Written instruction. Please write out the material that follows, exactly as it stands.

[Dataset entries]
★ ★ ★ ★ ★ ★ ★
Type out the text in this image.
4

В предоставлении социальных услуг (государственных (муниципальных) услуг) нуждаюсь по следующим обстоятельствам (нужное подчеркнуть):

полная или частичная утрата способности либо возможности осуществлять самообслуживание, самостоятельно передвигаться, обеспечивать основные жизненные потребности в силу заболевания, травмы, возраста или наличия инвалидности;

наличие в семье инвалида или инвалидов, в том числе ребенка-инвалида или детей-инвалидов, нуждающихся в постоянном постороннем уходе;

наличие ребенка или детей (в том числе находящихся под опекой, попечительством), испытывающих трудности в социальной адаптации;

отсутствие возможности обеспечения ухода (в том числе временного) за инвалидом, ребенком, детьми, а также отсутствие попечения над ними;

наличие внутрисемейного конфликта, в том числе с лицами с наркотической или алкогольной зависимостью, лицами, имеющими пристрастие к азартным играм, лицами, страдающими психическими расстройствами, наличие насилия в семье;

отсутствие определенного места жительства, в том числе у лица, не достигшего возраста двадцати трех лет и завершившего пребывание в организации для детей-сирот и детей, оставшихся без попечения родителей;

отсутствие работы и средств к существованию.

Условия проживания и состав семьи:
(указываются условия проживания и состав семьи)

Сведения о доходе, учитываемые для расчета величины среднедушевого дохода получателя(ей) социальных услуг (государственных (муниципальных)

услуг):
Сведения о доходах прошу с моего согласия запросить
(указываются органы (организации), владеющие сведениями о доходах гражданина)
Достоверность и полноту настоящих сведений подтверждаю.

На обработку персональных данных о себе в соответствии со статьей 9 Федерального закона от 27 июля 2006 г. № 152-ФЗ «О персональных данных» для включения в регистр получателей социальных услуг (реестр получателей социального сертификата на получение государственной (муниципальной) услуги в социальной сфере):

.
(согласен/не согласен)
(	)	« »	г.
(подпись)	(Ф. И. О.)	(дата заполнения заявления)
★ ★ ★ ★ ★ ★ ★
The reply.
Type out the text in this image.
4

В предоставлении социальных услуг (государственных (муниципальных) услуг) нуждаюсь по следующим обстоятельствам (нужное подчеркнуть):

полная или частичная утрата способности либо возможности осуществлять самообслуживание, самостоятельно передвигаться, обеспечивать основные жизненные потребности в силу заболевания, травмы, возраста или наличия инвалидности;

наличие в семье инвалида или инвалидов, в том числе ребенка-инвалида или детей-инвалидов, нуждающихся в постоянном постороннем уходе;

наличие ребенка или детей (в том числе находящихся под опекой, попечительством), испытывающих трудности в социальной адаптации;

отсутствие возможности обеспечения ухода (в том числе временного) за инвалидом, ребенком, детьми, а также отсутствие попечения над ними;

наличие внутрисемейного конфликта, в том числе с лицами с наркотической или алкогольной зависимостью, лицами, имеющими пристрастие к азартным играм, лицами, страдающими психическими расстройствами, наличие насилия в семье;

отсутствие определенного места жительства, в том числе у лица, не достигшего возраста двадцати трех лет и завершившего пребывание в организации для детей-сирот и детей, оставшихся без попечения родителей;

отсутствие работы и средств к существованию.

Условия проживания и состав семьи:
(указываются условия проживания и состав семьи)

Сведения о доходе, учитываемые для расчета величины среднедушевого дохода получателя(ей) социальных услуг (государственных (муниципальных)

услуг):
Сведения о доходах прошу с моего согласия запросить
(указываются органы (организации), владеющие сведениями о доходах гражданина)
Достоверность и полноту настоящих сведений подтверждаю.

На обработку персональных данных о себе в соответствии со статьей 9 Федерального закона от 27 июля 2006 г. № 152-ФЗ «О персональных данных» для включения в регистр получателей социальных услуг (реестр получателей социального сертификата на получение государственной (муниципальной) услуги в социальной сфере):

.
(согласен/не согласен)
(	)	« »	г.
(подпись)	(Ф. И. О.)	(дата заполнения заявления)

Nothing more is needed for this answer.